#### PROBLEM DETAILS:
Quote every line below exactly as it reads.

#### EXTRACTED MATERIAL:

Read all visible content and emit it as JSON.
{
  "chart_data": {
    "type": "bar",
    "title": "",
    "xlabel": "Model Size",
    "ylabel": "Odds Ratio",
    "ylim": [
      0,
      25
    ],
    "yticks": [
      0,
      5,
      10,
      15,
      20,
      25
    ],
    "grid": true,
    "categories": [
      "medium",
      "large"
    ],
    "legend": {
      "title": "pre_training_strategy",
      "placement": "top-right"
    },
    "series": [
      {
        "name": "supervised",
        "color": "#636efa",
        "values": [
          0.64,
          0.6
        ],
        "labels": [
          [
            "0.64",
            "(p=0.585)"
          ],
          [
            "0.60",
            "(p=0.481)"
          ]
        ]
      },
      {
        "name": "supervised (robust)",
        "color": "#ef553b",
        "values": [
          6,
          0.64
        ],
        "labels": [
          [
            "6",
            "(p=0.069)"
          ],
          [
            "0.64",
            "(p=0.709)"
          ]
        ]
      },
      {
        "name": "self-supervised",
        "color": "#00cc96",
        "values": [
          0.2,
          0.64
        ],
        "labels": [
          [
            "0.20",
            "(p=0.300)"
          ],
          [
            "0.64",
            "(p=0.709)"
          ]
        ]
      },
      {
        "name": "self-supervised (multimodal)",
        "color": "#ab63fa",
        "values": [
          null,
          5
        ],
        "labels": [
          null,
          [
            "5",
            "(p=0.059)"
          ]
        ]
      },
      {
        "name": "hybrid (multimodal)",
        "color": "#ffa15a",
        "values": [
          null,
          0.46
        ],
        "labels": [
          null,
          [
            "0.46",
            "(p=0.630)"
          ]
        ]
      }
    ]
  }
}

#### RIGHT ANSWER:
Read all visible content and emit it as JSON.
{
  "chart_data": {
    "type": "bar",
    "title": "",
    "xlabel": "Model Size",
    "ylabel": "Odds Ratio",
    "ylim": [
      0,
      25
    ],
    "yticks": [
      0,
      5,
      10,
      15,
      20,
      25
    ],
    "grid": true,
    "categories": [
      "medium",
      "large"
    ],
    "legend": {
      "title": "pre_training_strategy",
      "placement": "top-right"
    },
    "series": [
      {
        "name": "supervised",
        "color": "#636efa",
        "values": [
          0.64,
          0.6
        ],
        "labels": [
          [
            "0.64",
            "(p=0.585)"
          ],
          [
            "0.60",
            "(p=0.481)"
          ]
        ]
      },
      {
        "name": "supervised (robust)",
        "color": "#ef553b",
        "values": [
          6,
          0.64
        ],
        "labels": [
          [
            "6",
            "(p=0.069)"
          ],
          [
            "0.64",
            "(p=0.709)"
          ]
        ]
      },
      {
        "name": "self-supervised",
        "color": "#00cc96",
        "values": [
          0.2,
          0.64
        ],
        "labels": [
          [
            "0.20",
            "(p=0.300)"
          ],
          [
            "0.64",
            "(p=0.709)"
          ]
        ]
      },
      {
        "name": "self-supervised (multimodal)",
        "color": "#ab63fa",
        "values": [
          null,
          5
        ],
        "labels": [
          null,
          [
            "5",
            "(p=0.059)"
          ]
        ]
      },
      {
        "name": "hybrid (multimodal)",
        "color": "#ffa15a",
        "values": [
          null,
          0.46
        ],
        "labels": [
          null,
          [
            "0.46",
            "(p=0.630)"
          ]
        ]
      }
    ]
  }
}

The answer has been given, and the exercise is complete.